Challenge A:
In the chapter on the ascent of Fujiyama, at what place did the party change from the train to wagonettes?
Challenge B:
Reproduce the section of the Fujiyama chapter starting with "Guides and coolies" and going on through "six miles distant.".
Challenge C:
Go on with the account of the Fujiyama ascent, picking up after its final sentence.

Extract:
-----
2485379Jinrikisha Days in Japan — Chapter 17Eliza Ruhamah Scidmore

CHAPTER XVII

THE ASCENT OF FUJIYAMA

It was in the third week of July that we made our long-talked-of ascent of Fujiyama. There were nine of us, all told, four stalwart men, three valiant women, and two incomparable Japanese boys, or valets. For forty miles we steamed down the old line of the Tokaido, drawing nearer to the sea in its deep indentation of Odawara Bay, and to the blue bar of the Hakone range that fronts the ocean. At Kodzu we took wagonettes and rattled over the plain and up a valley along the Tokaido, children being snatched from under the heels of the horses, and coolies, with poles and baskets over their shoulders, getting entangled with the wheels all the way. A Japanese driver is a most reckless Jehu, and the change to jinrikishas, after the wild ten-mile charge up the valley, was beatific. Ascending a narrow canon, and rounding curve after curve, we saw at last the many lights of Miyanoshita twinkling against the sky.

Miyanoshita, the great summer resort, is the delight alike of Japanese and foreigner. It has excellent hotels kept in western fashion, clear mountain air, mineral springs and beautiful scenery, and it is the very centre of a most interesting region. All the year round its hotels are well patronized, the midwinter climate being a specific for the malarial poison of the ports of southern China. Famous, too, is the wooden-ware of Miyanoshita, where every house is a shop for the sale of Japanese games, household utensils, toys and trifles, all made of the beautifully-grained native woods, polished on a wheel with vegetable wax. Exquisite mosaics of a hundred broken patterns amaze one with their nicety of finish and cheapness, and no one escapes from the village without buying.

Guides and coolies had been engaged for us at Miyanoshita, and at six o’clock, on the morning after our arrival, the three kagos of the ladies were carried out, and the four cavaliers, the two boys, and six baggage coolies followed. The broad path zigzagged upward to the narrow, knife-edge ride of the mountain range known as the O Tomi Toge pass. From its summit we looked back along the checkered green valley to Miyanoshita and Hakone Lake, with the Emperor's island palace. Looking forward across a checkered plain, we saw Fujiyama rise straight before us, its obstinate head still hidden in clouds. Dropping quickly to the level of the plain, we reached Gotemba, and, changing to jinrikishas, were whirled away to Subashiri, six miles distant.
-----
Records shown:
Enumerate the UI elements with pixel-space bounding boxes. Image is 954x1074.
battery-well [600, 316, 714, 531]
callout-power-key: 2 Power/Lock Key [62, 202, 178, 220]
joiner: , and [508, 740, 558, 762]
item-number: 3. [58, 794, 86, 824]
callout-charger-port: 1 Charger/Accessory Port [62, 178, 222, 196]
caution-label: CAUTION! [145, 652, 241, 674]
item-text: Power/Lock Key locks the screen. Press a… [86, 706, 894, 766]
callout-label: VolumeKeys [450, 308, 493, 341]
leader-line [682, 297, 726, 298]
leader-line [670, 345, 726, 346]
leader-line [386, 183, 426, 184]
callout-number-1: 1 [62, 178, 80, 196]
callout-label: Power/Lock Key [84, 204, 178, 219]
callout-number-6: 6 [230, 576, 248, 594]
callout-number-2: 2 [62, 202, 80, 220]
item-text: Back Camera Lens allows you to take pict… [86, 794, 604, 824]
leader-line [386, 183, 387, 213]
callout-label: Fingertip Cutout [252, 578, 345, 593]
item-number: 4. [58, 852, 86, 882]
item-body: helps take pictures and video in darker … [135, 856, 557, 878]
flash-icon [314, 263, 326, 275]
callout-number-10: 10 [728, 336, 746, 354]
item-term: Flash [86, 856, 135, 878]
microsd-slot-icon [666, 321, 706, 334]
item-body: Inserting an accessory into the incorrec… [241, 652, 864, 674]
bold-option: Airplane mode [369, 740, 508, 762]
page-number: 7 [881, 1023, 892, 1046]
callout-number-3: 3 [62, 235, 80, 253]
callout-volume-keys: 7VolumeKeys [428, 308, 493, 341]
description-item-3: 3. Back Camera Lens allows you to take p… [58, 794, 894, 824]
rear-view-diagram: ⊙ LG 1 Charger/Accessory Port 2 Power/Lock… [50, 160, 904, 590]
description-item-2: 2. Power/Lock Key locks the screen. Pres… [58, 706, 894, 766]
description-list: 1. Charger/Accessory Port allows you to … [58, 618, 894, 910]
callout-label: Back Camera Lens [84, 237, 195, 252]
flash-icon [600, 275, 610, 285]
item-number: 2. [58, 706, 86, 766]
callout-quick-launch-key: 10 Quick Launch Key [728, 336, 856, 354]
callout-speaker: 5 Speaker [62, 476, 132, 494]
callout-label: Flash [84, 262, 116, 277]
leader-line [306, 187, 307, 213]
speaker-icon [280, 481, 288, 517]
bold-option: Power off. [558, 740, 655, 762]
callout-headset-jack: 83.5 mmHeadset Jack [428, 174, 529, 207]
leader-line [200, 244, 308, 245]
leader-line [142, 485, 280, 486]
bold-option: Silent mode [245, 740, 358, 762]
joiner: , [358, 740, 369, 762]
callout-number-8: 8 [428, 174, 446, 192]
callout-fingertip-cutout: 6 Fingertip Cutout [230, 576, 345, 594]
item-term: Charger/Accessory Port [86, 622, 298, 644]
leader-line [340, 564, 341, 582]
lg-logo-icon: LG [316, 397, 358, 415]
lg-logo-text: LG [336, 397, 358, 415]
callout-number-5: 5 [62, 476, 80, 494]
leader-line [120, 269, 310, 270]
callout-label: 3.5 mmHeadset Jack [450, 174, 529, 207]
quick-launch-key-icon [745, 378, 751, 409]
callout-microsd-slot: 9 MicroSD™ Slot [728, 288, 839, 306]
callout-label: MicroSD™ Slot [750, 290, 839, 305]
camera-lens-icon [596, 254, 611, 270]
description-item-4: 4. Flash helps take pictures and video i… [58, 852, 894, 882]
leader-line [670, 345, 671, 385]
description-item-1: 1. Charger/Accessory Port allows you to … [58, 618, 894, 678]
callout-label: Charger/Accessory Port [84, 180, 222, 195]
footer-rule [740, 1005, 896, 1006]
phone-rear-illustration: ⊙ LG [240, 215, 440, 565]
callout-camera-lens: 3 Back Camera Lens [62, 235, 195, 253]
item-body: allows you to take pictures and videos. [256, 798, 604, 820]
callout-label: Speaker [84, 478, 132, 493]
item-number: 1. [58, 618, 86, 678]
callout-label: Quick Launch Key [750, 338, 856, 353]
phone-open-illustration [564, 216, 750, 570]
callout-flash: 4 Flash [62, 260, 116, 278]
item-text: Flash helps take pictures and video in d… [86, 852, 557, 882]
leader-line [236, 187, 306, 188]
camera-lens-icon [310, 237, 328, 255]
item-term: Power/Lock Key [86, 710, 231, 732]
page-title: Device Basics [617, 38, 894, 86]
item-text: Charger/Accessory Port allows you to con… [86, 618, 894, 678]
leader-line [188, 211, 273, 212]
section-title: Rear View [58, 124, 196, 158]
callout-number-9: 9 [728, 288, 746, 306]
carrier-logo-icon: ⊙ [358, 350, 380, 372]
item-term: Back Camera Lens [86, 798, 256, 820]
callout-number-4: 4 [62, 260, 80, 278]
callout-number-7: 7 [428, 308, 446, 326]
-----
Written reply A:
At Kodzu.

Written reply B:
Guides and coolies had been engaged for us at Miyanoshita, and at six o’clock, on the morning after our arrival, the three kagos of the ladies were carried out, and the four cavaliers, the two boys, and six baggage coolies followed. The broad path zigzagged upward to the narrow, knife-edge ride of the mountain range known as the O Tomi Toge pass. From its summit we looked back along the checkered green valley to Miyanoshita and Hakone Lake, with the Emperor's island palace. Looking forward across a checkered plain, we saw Fujiyama rise straight before us, its obstinate head still hidden in clouds. Dropping quickly to the level of the plain, we reached Gotemba, and, changing to jinrikishas, were whirled away to Subashiri, six miles distant.

Written reply C:
Trains of descending pilgrims and farmers, perched high on the backs of pack-horses, smiled cheerfully at the procession of foreigners bound for Fuji, and at each rest-house on the way women and children, petrified with astonishment, stood staring at us. Black cinders and blocks of lava announced the nearness of the volcano, and the road became an inky trail of coal-dust through green fields. Banks of scoriæ, like the heaps of coal-dust around collieries, cropped out by the road-side, and the wheels ground noisily through the loose, coarse slag. The whole of Subashiri, crowding the picturesque street of a typical Japanese village, welcomed us. In the stream of running water, on either side of the broad highway danced, whirled, and spouted a legion of mechanical toys, some for the children's pleasure, and others turning the fly-brushes hung over counters of cakes and sweetmeats. The place looks in perpetual fete, with the hundreds of pilgrim flags and towels fluttering from each tea-house, and at the end of the street is a torii, leading to an ancient temple in a grove, where all Fuji pilgrims pray before beginning the ascent of the mountain. In the light of the afternoon, the double row of thatched houses and the street full of bareheaded villagers looked like a well-painted stage scene. Meanwhile the sun sank, and in the last crimson glow of its fading the clouds rolled away, and Fuji’s stately cone stood over us, its dark slopes turning to rose and violet in the changing light.

We rose with the sun at four o’clock, looked at Fuji, all pink and lilac in the exquisite atmosphere of the morning, snatched a hasty breakfast and set off, the women in their kagos and the men on mettlesome steeds that soon took them out of sight along the broad cindery avenue leading to the base of the slanting mountain. In that clear light Fuji looked twice its twelve thousand feet above the sea, and the thought of toiling on foot up the great slope was depressing. Instead of a fifteen-mile walk, it looked fifty miles at least. All along the forest avenue moss-grown stone posts mark the distance, and at one place are the remains of a stone wall and lantern-guarded gate-way setting the limit of the mountain’s holy ground. From that point the soil is sacred, although horses and kagos are allowed to go a mile farther to a mat-shed station, known as Umagayeshi (Turn Back Horse). Thence the great Fuji sweeps continuously upward, and a tall torii at the head of the stone staircase marks the beginning of the actual ascent, the holy ground on which only sandaled feet may tread.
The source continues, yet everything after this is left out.